PROBLEM DETAILS: Tally the lines with the word "Suppliers" and report the number alone.

(Dataset entries)
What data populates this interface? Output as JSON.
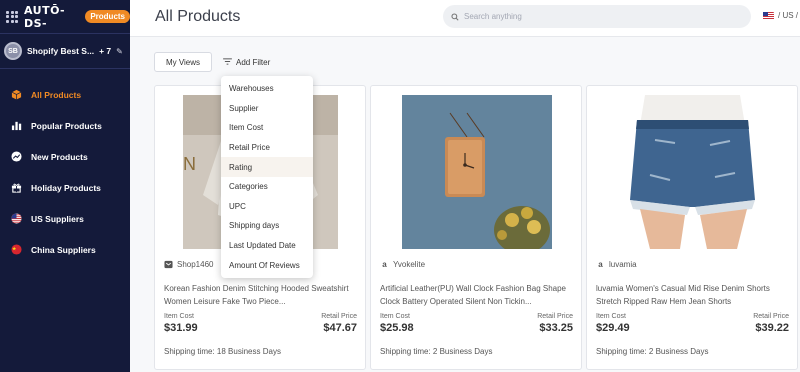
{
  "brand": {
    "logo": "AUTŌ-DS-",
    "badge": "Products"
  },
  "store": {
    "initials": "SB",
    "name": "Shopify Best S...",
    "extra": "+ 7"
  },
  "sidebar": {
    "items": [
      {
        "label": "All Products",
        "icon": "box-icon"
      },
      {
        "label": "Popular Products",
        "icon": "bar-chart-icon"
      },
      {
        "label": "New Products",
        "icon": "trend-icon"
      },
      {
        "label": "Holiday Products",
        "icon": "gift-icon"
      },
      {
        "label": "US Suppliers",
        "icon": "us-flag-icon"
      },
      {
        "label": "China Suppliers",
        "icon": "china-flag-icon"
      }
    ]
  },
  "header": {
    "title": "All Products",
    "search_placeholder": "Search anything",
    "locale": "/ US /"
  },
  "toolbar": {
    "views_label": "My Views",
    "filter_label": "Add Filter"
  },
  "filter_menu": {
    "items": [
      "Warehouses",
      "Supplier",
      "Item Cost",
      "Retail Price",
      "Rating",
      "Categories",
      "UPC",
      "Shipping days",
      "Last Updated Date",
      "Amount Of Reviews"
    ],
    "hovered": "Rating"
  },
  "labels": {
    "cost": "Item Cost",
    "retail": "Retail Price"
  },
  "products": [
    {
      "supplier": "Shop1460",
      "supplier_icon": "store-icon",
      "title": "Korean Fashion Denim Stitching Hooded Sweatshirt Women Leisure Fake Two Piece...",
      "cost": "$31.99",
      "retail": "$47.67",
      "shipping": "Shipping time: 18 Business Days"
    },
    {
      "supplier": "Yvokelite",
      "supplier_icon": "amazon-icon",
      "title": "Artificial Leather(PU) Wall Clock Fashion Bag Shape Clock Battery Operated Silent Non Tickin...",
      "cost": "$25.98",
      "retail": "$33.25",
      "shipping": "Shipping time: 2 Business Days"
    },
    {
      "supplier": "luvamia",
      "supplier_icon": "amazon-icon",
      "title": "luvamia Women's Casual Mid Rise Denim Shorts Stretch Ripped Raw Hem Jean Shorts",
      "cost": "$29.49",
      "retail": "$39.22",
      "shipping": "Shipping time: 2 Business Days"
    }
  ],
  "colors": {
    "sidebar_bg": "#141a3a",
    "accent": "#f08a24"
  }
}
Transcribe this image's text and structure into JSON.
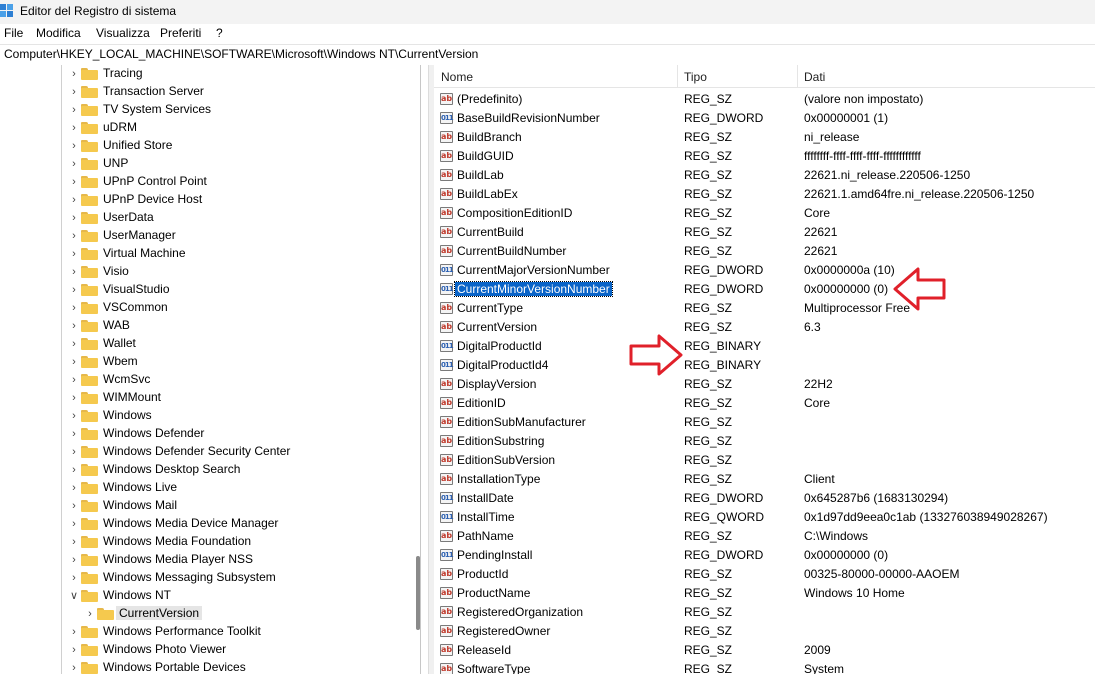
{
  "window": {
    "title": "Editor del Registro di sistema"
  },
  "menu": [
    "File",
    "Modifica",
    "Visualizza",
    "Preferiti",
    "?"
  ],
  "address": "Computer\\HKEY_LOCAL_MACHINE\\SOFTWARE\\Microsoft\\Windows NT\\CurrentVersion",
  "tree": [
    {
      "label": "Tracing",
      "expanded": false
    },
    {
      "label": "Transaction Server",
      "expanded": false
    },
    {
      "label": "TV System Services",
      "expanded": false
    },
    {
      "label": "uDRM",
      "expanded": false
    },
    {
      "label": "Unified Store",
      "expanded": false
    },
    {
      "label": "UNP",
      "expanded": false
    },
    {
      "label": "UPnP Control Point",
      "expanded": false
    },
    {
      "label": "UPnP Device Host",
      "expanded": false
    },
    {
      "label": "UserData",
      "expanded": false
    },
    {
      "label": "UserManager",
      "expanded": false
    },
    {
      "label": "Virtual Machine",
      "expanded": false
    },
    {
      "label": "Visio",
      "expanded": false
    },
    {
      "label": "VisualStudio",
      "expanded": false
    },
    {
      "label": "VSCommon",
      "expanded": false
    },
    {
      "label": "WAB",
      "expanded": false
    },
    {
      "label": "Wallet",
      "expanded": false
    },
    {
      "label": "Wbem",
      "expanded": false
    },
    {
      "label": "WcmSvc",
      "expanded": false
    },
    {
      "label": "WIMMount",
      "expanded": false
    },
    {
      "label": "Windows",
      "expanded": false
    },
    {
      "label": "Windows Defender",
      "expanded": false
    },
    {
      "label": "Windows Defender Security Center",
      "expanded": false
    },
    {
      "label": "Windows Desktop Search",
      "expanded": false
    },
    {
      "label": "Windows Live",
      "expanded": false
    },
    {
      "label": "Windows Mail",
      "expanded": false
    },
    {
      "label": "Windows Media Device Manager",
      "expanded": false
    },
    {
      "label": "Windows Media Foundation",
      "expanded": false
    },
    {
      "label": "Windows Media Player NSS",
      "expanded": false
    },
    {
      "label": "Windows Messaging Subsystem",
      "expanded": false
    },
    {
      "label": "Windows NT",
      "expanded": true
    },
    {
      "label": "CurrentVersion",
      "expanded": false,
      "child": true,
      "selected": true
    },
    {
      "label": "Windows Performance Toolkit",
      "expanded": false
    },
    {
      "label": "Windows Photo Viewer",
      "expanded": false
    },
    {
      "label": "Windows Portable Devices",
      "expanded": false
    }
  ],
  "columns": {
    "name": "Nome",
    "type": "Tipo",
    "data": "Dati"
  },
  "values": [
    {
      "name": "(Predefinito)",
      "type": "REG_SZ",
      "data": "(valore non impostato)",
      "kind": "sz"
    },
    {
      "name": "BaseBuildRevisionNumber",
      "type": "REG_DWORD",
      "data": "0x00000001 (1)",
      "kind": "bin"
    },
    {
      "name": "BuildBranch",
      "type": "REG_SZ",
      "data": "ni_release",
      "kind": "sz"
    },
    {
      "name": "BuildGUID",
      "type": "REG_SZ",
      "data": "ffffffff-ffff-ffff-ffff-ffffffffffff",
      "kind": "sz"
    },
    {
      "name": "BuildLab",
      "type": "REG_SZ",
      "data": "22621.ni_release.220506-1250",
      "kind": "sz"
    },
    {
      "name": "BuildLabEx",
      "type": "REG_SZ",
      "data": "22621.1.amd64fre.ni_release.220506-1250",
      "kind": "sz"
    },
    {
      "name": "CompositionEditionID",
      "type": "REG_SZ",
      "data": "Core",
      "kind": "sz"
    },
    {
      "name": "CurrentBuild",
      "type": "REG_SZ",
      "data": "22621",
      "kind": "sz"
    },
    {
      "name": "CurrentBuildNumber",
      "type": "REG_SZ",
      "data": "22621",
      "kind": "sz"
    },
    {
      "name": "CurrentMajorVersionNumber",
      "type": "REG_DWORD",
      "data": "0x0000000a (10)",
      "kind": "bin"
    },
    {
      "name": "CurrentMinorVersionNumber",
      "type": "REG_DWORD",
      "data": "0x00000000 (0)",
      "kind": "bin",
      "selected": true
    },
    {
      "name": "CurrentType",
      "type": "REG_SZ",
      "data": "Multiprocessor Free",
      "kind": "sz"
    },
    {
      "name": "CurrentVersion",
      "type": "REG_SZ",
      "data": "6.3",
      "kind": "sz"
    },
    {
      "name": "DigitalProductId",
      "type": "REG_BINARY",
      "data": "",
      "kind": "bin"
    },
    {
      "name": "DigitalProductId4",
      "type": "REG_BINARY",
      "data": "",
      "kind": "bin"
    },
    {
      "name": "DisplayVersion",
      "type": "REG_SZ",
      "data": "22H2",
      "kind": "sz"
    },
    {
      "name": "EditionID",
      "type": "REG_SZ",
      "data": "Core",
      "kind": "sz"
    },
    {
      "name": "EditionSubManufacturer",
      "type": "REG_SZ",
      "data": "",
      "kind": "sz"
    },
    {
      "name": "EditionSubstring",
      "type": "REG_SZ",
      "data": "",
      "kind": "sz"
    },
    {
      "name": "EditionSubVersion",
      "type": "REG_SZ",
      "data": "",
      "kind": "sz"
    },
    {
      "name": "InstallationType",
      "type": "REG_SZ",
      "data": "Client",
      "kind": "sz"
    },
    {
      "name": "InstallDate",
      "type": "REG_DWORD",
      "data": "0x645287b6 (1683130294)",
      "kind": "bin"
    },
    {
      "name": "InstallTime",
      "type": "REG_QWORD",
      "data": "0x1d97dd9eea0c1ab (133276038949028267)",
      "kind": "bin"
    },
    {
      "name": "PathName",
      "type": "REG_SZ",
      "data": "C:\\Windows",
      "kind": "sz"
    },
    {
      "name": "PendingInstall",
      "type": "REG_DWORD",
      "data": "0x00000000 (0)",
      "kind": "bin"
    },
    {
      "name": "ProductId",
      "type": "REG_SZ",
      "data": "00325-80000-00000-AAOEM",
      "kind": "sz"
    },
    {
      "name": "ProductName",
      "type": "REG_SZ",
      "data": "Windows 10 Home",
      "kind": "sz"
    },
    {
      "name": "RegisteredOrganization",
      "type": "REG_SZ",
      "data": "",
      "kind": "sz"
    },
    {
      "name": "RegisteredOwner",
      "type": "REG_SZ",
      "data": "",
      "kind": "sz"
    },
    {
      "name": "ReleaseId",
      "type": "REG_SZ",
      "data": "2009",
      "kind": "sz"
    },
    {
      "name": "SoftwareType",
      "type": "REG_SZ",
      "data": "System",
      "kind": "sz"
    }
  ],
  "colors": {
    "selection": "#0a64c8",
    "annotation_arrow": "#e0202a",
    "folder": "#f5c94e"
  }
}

--

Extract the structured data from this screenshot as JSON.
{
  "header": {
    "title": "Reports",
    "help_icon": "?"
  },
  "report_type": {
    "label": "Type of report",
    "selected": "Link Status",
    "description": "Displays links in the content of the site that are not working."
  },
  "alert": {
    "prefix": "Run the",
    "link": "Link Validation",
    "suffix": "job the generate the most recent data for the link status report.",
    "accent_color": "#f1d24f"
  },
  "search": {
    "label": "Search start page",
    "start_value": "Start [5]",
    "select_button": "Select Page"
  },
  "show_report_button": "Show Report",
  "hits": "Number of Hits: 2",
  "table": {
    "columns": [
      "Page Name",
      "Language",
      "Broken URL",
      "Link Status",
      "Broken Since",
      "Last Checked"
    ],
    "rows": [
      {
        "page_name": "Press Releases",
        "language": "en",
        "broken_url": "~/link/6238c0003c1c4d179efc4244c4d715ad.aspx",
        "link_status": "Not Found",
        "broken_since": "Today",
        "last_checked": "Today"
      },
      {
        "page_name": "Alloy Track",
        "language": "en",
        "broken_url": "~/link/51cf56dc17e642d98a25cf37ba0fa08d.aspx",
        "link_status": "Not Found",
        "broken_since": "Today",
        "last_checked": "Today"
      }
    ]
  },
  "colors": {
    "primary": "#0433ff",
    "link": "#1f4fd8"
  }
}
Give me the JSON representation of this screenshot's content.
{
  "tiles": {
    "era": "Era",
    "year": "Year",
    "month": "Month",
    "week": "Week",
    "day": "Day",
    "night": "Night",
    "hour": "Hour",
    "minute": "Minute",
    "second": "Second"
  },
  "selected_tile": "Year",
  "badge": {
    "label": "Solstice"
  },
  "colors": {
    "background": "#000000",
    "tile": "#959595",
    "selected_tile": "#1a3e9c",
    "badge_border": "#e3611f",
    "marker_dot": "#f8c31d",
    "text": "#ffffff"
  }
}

RESULT OF THE EXERCISE: 2